- _Available records_

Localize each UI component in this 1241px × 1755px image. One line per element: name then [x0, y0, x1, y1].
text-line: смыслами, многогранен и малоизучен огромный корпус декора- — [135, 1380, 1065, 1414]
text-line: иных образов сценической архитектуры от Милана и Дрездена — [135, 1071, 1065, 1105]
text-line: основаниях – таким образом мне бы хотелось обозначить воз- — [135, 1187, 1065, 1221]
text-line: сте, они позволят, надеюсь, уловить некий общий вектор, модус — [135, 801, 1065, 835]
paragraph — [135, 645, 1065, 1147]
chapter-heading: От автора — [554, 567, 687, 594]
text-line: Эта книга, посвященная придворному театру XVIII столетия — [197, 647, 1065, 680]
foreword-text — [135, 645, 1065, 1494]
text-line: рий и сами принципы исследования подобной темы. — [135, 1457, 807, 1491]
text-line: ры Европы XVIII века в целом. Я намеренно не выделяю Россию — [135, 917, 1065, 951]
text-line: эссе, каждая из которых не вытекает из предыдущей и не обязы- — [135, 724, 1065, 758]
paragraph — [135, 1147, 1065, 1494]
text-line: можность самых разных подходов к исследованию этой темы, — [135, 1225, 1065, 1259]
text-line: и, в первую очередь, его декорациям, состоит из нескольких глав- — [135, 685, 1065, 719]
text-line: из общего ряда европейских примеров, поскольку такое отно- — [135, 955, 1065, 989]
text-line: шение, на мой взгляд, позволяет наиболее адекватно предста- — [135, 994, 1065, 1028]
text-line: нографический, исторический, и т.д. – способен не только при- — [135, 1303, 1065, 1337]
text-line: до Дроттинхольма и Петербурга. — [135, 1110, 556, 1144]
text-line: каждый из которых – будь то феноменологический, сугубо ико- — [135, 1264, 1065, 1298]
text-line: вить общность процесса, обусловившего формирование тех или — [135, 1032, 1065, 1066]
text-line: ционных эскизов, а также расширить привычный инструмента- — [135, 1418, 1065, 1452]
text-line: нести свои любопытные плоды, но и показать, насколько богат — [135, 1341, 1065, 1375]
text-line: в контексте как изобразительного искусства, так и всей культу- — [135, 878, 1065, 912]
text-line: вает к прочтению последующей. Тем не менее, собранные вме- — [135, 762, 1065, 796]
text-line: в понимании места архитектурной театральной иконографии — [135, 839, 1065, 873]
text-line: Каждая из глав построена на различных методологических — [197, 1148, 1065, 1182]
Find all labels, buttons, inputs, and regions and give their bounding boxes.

...

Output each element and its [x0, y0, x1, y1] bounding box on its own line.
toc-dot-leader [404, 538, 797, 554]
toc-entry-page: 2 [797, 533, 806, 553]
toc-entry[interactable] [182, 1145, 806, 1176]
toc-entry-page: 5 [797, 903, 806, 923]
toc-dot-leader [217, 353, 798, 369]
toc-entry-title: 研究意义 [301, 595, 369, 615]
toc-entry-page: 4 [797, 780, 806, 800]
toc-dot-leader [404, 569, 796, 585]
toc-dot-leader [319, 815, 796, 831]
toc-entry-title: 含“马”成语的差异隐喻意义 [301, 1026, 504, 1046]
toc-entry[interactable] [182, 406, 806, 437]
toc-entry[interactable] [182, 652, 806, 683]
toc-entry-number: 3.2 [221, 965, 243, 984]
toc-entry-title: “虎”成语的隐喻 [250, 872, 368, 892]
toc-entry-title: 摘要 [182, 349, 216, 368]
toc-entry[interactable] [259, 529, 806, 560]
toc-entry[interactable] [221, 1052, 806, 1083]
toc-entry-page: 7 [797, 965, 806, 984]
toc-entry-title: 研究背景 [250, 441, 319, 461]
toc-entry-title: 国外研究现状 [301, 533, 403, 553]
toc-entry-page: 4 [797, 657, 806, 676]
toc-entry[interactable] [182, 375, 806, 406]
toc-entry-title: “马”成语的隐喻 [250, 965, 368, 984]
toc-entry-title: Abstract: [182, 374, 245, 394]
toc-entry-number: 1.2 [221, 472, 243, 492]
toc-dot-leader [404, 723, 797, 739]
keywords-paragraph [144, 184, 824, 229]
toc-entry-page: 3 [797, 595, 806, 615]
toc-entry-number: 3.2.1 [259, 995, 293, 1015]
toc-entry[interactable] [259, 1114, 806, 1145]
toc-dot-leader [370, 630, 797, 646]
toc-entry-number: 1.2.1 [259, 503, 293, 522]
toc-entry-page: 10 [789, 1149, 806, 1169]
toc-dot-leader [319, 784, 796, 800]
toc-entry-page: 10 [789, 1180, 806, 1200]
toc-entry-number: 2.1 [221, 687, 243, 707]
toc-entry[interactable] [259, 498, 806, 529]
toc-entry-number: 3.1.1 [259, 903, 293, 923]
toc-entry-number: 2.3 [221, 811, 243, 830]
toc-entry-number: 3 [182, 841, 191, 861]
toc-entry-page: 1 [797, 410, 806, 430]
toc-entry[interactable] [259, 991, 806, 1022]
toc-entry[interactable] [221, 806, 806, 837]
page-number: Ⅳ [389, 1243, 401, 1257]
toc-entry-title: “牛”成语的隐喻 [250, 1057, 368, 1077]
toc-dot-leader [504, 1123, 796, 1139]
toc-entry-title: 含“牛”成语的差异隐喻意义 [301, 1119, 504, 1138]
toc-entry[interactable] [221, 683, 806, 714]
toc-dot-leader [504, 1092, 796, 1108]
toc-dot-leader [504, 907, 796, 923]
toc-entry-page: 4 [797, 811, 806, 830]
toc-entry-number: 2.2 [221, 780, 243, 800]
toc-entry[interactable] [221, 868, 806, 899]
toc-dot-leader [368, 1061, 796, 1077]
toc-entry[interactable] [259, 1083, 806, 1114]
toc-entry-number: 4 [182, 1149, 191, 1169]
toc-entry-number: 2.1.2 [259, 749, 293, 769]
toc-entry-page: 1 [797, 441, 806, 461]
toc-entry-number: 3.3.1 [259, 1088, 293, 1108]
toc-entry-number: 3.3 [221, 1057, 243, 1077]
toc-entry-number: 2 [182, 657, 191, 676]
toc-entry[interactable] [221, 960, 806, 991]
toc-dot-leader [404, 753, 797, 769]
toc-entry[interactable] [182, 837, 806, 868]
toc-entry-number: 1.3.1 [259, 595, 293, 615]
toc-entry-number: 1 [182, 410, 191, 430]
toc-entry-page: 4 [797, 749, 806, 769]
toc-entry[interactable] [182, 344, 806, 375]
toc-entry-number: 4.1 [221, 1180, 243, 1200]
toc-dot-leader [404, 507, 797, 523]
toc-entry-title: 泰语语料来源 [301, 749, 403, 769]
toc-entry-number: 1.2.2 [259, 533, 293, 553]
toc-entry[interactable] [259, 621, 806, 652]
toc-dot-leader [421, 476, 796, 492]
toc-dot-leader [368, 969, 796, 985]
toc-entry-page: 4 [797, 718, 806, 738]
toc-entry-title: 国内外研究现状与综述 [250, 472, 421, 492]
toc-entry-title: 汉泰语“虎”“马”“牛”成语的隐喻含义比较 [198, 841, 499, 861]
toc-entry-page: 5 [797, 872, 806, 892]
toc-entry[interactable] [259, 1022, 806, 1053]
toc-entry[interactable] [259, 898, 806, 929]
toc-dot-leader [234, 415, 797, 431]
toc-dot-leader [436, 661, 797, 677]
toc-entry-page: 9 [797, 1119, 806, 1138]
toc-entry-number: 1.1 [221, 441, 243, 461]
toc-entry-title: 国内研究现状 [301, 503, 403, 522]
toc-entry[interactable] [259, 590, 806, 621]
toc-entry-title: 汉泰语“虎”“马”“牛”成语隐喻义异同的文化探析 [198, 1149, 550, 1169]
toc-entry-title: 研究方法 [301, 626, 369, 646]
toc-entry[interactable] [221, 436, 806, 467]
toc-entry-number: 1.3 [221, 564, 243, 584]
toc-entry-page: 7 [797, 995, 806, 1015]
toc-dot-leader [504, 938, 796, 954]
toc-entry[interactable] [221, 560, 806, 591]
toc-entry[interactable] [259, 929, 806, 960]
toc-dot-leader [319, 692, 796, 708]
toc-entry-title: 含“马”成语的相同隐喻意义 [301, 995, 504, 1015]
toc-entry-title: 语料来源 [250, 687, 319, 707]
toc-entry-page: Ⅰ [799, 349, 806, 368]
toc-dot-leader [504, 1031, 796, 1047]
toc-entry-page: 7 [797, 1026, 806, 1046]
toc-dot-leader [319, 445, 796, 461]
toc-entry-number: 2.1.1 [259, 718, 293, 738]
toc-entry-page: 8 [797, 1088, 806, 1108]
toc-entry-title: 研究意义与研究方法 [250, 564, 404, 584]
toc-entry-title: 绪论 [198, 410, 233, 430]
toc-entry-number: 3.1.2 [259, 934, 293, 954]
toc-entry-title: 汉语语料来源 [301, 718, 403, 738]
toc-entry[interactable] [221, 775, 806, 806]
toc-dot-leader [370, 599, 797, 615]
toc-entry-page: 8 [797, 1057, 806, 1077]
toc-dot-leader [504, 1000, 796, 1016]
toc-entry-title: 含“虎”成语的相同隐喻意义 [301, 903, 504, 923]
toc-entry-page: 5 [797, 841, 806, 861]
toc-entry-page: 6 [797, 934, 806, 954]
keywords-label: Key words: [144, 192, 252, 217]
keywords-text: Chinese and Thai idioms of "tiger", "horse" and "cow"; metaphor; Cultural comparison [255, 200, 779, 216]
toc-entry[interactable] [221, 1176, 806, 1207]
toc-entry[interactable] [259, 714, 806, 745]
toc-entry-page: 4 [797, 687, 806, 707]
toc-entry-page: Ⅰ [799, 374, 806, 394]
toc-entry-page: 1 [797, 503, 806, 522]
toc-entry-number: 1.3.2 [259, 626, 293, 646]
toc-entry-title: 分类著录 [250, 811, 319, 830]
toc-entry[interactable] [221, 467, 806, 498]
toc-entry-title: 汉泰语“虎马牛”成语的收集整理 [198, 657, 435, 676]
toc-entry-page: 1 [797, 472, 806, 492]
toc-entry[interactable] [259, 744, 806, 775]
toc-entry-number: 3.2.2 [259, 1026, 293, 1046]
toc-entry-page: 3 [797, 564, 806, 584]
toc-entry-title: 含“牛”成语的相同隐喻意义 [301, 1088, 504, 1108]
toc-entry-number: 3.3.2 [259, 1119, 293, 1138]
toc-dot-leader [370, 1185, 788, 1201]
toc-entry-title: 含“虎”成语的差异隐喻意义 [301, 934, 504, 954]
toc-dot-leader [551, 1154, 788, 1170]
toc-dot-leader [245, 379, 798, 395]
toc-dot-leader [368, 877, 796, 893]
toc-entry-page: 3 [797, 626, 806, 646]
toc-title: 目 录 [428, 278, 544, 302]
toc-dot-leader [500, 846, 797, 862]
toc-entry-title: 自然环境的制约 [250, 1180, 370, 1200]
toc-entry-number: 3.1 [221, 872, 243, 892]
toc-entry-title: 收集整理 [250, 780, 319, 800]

- _Direction_
Write out, unchanged, the lines of the listing from the line with "Localize each UI" to the line with "text-line: ры Европы", both included, and nothing else.

- _Task answer_
Localize each UI component in this 1241px × 1755px image. One line per element: name then [x0, y0, x1, y1].
text-line: смыслами, многогранен и малоизучен огромный корпус декора- — [135, 1380, 1065, 1414]
text-line: иных образов сценической архитектуры от Милана и Дрездена — [135, 1071, 1065, 1105]
text-line: основаниях – таким образом мне бы хотелось обозначить воз- — [135, 1187, 1065, 1221]
text-line: сте, они позволят, надеюсь, уловить некий общий вектор, модус — [135, 801, 1065, 835]
paragraph — [135, 645, 1065, 1147]
chapter-heading: От автора — [554, 567, 687, 594]
text-line: Эта книга, посвященная придворному театру XVIII столетия — [197, 647, 1065, 680]
foreword-text — [135, 645, 1065, 1494]
text-line: рий и сами принципы исследования подобной темы. — [135, 1457, 807, 1491]
text-line: ры Европы XVIII века в целом. Я намеренно не выделяю Россию — [135, 917, 1065, 951]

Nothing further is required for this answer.